Task brief
Can you output the records below exactly as they are written?

Task material

+===+

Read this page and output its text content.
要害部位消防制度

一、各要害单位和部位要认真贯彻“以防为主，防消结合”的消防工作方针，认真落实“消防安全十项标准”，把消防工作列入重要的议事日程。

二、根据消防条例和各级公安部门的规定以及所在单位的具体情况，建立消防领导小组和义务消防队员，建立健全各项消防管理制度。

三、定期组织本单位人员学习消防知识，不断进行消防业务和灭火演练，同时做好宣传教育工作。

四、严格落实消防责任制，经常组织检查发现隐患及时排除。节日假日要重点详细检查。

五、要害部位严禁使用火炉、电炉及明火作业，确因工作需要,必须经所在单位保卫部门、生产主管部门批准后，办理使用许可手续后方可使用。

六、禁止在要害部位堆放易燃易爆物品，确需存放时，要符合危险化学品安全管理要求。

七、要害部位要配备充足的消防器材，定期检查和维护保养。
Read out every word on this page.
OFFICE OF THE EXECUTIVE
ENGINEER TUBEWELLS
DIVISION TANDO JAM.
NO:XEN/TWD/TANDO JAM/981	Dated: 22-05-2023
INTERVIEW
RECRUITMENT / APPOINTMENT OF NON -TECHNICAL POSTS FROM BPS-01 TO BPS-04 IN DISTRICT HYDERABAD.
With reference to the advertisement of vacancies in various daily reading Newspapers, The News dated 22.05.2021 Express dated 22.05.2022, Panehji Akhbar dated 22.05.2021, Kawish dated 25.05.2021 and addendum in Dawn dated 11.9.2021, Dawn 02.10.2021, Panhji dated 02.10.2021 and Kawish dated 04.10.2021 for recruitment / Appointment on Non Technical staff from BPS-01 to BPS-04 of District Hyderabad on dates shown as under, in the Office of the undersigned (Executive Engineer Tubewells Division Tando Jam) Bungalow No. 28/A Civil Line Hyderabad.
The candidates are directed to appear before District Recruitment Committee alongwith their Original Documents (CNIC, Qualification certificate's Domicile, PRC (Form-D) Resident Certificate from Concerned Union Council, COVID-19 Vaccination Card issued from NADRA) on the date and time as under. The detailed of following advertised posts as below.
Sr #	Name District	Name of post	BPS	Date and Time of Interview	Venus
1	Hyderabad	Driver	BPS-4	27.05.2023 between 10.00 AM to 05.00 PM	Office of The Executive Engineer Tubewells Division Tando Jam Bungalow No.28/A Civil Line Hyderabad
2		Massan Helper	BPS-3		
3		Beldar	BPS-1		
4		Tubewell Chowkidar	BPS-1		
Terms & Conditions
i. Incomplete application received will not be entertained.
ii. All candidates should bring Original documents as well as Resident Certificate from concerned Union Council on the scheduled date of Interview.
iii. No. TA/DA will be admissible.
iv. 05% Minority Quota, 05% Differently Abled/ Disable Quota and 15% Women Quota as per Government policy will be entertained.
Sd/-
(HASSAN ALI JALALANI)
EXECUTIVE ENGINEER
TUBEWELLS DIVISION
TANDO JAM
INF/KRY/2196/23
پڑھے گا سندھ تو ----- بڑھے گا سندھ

+===+

Solution for this problem
Read this page and output its text content.
要害部位消防制度

一、各要害单位和部位要认真贯彻“以防为主，防消结合”的消防工作方针，认真落实“消防安全十项标准”，把消防工作列入重要的议事日程。

二、根据消防条例和各级公安部门的规定以及所在单位的具体情况，建立消防领导小组和义务消防队员，建立健全各项消防管理制度。

三、定期组织本单位人员学习消防知识，不断进行消防业务和灭火演练，同时做好宣传教育工作。

四、严格落实消防责任制，经常组织检查发现隐患及时排除。节日假日要重点详细检查。

五、要害部位严禁使用火炉、电炉及明火作业，确因工作需要,必须经所在单位保卫部门、生产主管部门批准后，办理使用许可手续后方可使用。

六、禁止在要害部位堆放易燃易爆物品，确需存放时，要符合危险化学品安全管理要求。

七、要害部位要配备充足的消防器材，定期检查和维护保养。
Read out every word on this page.
OFFICE OF THE EXECUTIVE
ENGINEER TUBEWELLS
DIVISION TANDO JAM.
NO:XEN/TWD/TANDO JAM/981	Dated: 22-05-2023
INTERVIEW
RECRUITMENT / APPOINTMENT OF NON -TECHNICAL POSTS FROM BPS-01 TO BPS-04 IN DISTRICT HYDERABAD.
With reference to the advertisement of vacancies in various daily reading Newspapers, The News dated 22.05.2021 Express dated 22.05.2022, Panehji Akhbar dated 22.05.2021, Kawish dated 25.05.2021 and addendum in Dawn dated 11.9.2021, Dawn 02.10.2021, Panhji dated 02.10.2021 and Kawish dated 04.10.2021 for recruitment / Appointment on Non Technical staff from BPS-01 to BPS-04 of District Hyderabad on dates shown as under, in the Office of the undersigned (Executive Engineer Tubewells Division Tando Jam) Bungalow No. 28/A Civil Line Hyderabad.
The candidates are directed to appear before District Recruitment Committee alongwith their Original Documents (CNIC, Qualification certificate's Domicile, PRC (Form-D) Resident Certificate from Concerned Union Council, COVID-19 Vaccination Card issued from NADRA) on the date and time as under. The detailed of following advertised posts as below.
Sr #	Name District	Name of post	BPS	Date and Time of Interview	Venus
1	Hyderabad	Driver	BPS-4	27.05.2023 between 10.00 AM to 05.00 PM	Office of The Executive Engineer Tubewells Division Tando Jam Bungalow No.28/A Civil Line Hyderabad
2		Massan Helper	BPS-3		
3		Beldar	BPS-1		
4		Tubewell Chowkidar	BPS-1		
Terms & Conditions
i. Incomplete application received will not be entertained.
ii. All candidates should bring Original documents as well as Resident Certificate from concerned Union Council on the scheduled date of Interview.
iii. No. TA/DA will be admissible.
iv. 05% Minority Quota, 05% Differently Abled/ Disable Quota and 15% Women Quota as per Government policy will be entertained.
Sd/-
(HASSAN ALI JALALANI)
EXECUTIVE ENGINEER
TUBEWELLS DIVISION
TANDO JAM
INF/KRY/2196/23
پڑھے گا سندھ تو ----- بڑھے گا سندھ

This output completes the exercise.